> _Required task_:
Pick out each line containing the string "Internet".

[Saved data entries]
** start **

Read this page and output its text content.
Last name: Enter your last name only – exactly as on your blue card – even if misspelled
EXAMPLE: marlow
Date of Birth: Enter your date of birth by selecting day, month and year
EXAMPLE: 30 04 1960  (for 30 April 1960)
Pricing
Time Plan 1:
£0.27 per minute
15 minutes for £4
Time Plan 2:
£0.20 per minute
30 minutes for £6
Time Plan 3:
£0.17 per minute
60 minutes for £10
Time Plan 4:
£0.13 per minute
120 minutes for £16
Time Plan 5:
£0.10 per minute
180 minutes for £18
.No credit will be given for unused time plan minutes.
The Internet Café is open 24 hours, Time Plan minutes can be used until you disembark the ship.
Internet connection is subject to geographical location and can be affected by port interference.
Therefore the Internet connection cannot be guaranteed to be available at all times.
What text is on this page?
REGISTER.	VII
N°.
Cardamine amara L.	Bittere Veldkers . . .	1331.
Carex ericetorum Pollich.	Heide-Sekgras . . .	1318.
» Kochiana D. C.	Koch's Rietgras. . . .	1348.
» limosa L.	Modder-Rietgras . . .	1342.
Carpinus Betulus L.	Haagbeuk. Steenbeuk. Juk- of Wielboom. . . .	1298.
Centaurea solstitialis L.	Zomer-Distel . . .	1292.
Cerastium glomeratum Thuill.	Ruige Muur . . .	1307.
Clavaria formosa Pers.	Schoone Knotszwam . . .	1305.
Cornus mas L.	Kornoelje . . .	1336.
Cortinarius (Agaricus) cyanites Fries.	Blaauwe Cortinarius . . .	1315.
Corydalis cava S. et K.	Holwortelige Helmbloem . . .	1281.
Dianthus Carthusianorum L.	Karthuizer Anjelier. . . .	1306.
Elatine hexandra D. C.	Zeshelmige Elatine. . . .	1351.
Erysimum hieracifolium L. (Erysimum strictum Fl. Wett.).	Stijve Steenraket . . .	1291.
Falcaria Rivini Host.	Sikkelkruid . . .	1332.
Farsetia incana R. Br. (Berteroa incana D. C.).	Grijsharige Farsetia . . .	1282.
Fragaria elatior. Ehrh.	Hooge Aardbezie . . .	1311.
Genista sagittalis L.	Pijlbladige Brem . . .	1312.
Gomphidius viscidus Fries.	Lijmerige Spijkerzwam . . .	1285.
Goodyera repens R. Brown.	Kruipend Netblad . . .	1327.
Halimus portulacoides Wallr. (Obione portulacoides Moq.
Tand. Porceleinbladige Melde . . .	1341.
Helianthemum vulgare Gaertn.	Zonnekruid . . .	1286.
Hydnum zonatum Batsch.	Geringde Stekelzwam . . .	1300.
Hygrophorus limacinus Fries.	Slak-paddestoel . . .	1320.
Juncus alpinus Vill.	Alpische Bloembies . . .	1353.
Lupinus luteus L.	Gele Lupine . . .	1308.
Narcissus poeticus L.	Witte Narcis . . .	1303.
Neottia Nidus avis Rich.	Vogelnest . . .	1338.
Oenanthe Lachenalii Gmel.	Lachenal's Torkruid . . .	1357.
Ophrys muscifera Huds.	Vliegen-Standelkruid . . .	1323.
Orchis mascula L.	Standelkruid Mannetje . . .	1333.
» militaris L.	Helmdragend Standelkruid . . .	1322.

** end **

> _Final answer_:
The Internet Café is open 24 hours, Time Plan minutes can be used until you disembark the ship.
Internet connection is subject to geographical location and can be affected by port interference.
Therefore the Internet connection cannot be guaranteed to be available at all times.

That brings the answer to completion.